◆ TASK DIRECTIONS ◆
The records below should be written out again, exactly.
[start RECORDED DATA]
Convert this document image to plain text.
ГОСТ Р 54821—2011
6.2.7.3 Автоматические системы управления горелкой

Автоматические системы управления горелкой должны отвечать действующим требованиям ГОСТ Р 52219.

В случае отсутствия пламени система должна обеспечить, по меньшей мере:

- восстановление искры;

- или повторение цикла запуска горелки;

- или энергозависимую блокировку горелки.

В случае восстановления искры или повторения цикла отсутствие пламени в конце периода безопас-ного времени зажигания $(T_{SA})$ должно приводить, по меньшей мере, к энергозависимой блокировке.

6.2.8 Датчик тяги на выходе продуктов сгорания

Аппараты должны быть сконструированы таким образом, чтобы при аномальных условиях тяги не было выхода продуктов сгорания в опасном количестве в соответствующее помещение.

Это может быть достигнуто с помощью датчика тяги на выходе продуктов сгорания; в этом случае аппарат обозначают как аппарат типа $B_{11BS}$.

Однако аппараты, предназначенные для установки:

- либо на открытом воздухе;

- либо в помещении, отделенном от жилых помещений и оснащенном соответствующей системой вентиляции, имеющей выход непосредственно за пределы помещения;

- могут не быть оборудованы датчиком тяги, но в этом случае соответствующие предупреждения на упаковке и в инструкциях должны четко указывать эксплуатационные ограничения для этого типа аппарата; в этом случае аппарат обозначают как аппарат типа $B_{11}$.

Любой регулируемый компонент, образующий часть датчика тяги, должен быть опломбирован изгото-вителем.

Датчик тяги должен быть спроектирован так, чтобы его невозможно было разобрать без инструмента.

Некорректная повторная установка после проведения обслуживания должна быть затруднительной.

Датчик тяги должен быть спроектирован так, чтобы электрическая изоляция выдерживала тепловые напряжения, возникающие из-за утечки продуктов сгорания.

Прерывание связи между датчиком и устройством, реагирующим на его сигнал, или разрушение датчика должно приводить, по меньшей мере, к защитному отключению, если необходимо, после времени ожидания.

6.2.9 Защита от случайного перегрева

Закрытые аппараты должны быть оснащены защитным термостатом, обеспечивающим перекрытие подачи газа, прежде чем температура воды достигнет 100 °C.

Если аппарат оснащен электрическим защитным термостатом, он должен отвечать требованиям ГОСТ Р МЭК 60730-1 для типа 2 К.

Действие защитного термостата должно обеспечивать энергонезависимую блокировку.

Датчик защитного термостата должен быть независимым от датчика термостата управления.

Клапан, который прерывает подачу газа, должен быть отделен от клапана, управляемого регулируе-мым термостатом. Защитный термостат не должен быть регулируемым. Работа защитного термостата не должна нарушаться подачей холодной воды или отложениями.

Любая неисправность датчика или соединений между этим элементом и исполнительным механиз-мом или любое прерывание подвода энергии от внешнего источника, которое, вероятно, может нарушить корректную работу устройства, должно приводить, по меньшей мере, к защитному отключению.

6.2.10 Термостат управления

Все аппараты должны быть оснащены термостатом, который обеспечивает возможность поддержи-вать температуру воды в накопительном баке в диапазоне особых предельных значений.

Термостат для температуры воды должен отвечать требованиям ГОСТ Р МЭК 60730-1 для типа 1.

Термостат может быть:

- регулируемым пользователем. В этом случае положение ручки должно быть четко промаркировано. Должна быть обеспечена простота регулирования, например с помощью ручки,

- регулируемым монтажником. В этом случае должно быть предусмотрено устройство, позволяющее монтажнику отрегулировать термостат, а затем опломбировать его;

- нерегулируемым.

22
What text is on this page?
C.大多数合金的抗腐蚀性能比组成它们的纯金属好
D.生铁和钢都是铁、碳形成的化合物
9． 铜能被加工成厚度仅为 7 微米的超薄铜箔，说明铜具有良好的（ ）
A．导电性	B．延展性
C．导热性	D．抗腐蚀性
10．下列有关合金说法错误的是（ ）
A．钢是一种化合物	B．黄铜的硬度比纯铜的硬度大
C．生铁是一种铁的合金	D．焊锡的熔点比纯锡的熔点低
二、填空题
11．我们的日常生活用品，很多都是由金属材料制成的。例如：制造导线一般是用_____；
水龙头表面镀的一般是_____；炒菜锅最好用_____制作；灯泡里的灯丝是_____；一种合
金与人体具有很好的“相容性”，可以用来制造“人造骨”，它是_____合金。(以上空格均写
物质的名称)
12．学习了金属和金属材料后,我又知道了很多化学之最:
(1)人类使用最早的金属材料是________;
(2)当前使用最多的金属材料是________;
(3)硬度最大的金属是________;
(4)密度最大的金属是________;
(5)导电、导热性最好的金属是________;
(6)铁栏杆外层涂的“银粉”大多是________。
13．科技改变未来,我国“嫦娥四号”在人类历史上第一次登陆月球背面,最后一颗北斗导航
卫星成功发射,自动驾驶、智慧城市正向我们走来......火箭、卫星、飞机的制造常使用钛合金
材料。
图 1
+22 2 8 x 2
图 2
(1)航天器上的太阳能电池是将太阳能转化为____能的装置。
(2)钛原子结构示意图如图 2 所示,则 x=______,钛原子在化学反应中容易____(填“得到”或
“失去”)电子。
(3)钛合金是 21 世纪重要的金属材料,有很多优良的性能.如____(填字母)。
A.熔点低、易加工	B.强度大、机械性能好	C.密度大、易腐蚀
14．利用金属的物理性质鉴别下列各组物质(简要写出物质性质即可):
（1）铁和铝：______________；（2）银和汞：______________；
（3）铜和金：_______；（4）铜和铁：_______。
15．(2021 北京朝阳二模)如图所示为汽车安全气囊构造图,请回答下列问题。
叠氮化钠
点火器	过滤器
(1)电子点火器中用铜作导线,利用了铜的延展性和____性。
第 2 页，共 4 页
[end RECORDED DATA]
◆ EXERCISE RESPONSE ◆
Convert this document image to plain text.
ГОСТ Р 54821—2011
6.2.7.3 Автоматические системы управления горелкой

Автоматические системы управления горелкой должны отвечать действующим требованиям ГОСТ Р 52219.

В случае отсутствия пламени система должна обеспечить, по меньшей мере:

- восстановление искры;

- или повторение цикла запуска горелки;

- или энергозависимую блокировку горелки.

В случае восстановления искры или повторения цикла отсутствие пламени в конце периода безопас-ного времени зажигания $(T_{SA})$ должно приводить, по меньшей мере, к энергозависимой блокировке.

6.2.8 Датчик тяги на выходе продуктов сгорания

Аппараты должны быть сконструированы таким образом, чтобы при аномальных условиях тяги не было выхода продуктов сгорания в опасном количестве в соответствующее помещение.

Это может быть достигнуто с помощью датчика тяги на выходе продуктов сгорания; в этом случае аппарат обозначают как аппарат типа $B_{11BS}$.

Однако аппараты, предназначенные для установки:

- либо на открытом воздухе;

- либо в помещении, отделенном от жилых помещений и оснащенном соответствующей системой вентиляции, имеющей выход непосредственно за пределы помещения;

- могут не быть оборудованы датчиком тяги, но в этом случае соответствующие предупреждения на упаковке и в инструкциях должны четко указывать эксплуатационные ограничения для этого типа аппарата; в этом случае аппарат обозначают как аппарат типа $B_{11}$.

Любой регулируемый компонент, образующий часть датчика тяги, должен быть опломбирован изгото-вителем.

Датчик тяги должен быть спроектирован так, чтобы его невозможно было разобрать без инструмента.

Некорректная повторная установка после проведения обслуживания должна быть затруднительной.

Датчик тяги должен быть спроектирован так, чтобы электрическая изоляция выдерживала тепловые напряжения, возникающие из-за утечки продуктов сгорания.

Прерывание связи между датчиком и устройством, реагирующим на его сигнал, или разрушение датчика должно приводить, по меньшей мере, к защитному отключению, если необходимо, после времени ожидания.

6.2.9 Защита от случайного перегрева

Закрытые аппараты должны быть оснащены защитным термостатом, обеспечивающим перекрытие подачи газа, прежде чем температура воды достигнет 100 °C.

Если аппарат оснащен электрическим защитным термостатом, он должен отвечать требованиям ГОСТ Р МЭК 60730-1 для типа 2 К.

Действие защитного термостата должно обеспечивать энергонезависимую блокировку.

Датчик защитного термостата должен быть независимым от датчика термостата управления.

Клапан, который прерывает подачу газа, должен быть отделен от клапана, управляемого регулируе-мым термостатом. Защитный термостат не должен быть регулируемым. Работа защитного термостата не должна нарушаться подачей холодной воды или отложениями.

Любая неисправность датчика или соединений между этим элементом и исполнительным механиз-мом или любое прерывание подвода энергии от внешнего источника, которое, вероятно, может нарушить корректную работу устройства, должно приводить, по меньшей мере, к защитному отключению.

6.2.10 Термостат управления

Все аппараты должны быть оснащены термостатом, который обеспечивает возможность поддержи-вать температуру воды в накопительном баке в диапазоне особых предельных значений.

Термостат для температуры воды должен отвечать требованиям ГОСТ Р МЭК 60730-1 для типа 1.

Термостат может быть:

- регулируемым пользователем. В этом случае положение ручки должно быть четко промаркировано. Должна быть обеспечена простота регулирования, например с помощью ручки,

- регулируемым монтажником. В этом случае должно быть предусмотрено устройство, позволяющее монтажнику отрегулировать термостат, а затем опломбировать его;

- нерегулируемым.

22
What text is on this page?
C.大多数合金的抗腐蚀性能比组成它们的纯金属好
D.生铁和钢都是铁、碳形成的化合物
9． 铜能被加工成厚度仅为 7 微米的超薄铜箔，说明铜具有良好的（ ）
A．导电性	B．延展性
C．导热性	D．抗腐蚀性
10．下列有关合金说法错误的是（ ）
A．钢是一种化合物	B．黄铜的硬度比纯铜的硬度大
C．生铁是一种铁的合金	D．焊锡的熔点比纯锡的熔点低
二、填空题
11．我们的日常生活用品，很多都是由金属材料制成的。例如：制造导线一般是用_____；
水龙头表面镀的一般是_____；炒菜锅最好用_____制作；灯泡里的灯丝是_____；一种合
金与人体具有很好的“相容性”，可以用来制造“人造骨”，它是_____合金。(以上空格均写
物质的名称)
12．学习了金属和金属材料后,我又知道了很多化学之最:
(1)人类使用最早的金属材料是________;
(2)当前使用最多的金属材料是________;
(3)硬度最大的金属是________;
(4)密度最大的金属是________;
(5)导电、导热性最好的金属是________;
(6)铁栏杆外层涂的“银粉”大多是________。
13．科技改变未来,我国“嫦娥四号”在人类历史上第一次登陆月球背面,最后一颗北斗导航
卫星成功发射,自动驾驶、智慧城市正向我们走来......火箭、卫星、飞机的制造常使用钛合金
材料。
图 1
+22 2 8 x 2
图 2
(1)航天器上的太阳能电池是将太阳能转化为____能的装置。
(2)钛原子结构示意图如图 2 所示,则 x=______,钛原子在化学反应中容易____(填“得到”或
“失去”)电子。
(3)钛合金是 21 世纪重要的金属材料,有很多优良的性能.如____(填字母)。
A.熔点低、易加工	B.强度大、机械性能好	C.密度大、易腐蚀
14．利用金属的物理性质鉴别下列各组物质(简要写出物质性质即可):
（1）铁和铝：______________；（2）银和汞：______________；
（3）铜和金：_______；（4）铜和铁：_______。
15．(2021 北京朝阳二模)如图所示为汽车安全气囊构造图,请回答下列问题。
叠氮化钠
点火器	过滤器
(1)电子点火器中用铜作导线,利用了铜的延展性和____性。
第 2 页，共 4 页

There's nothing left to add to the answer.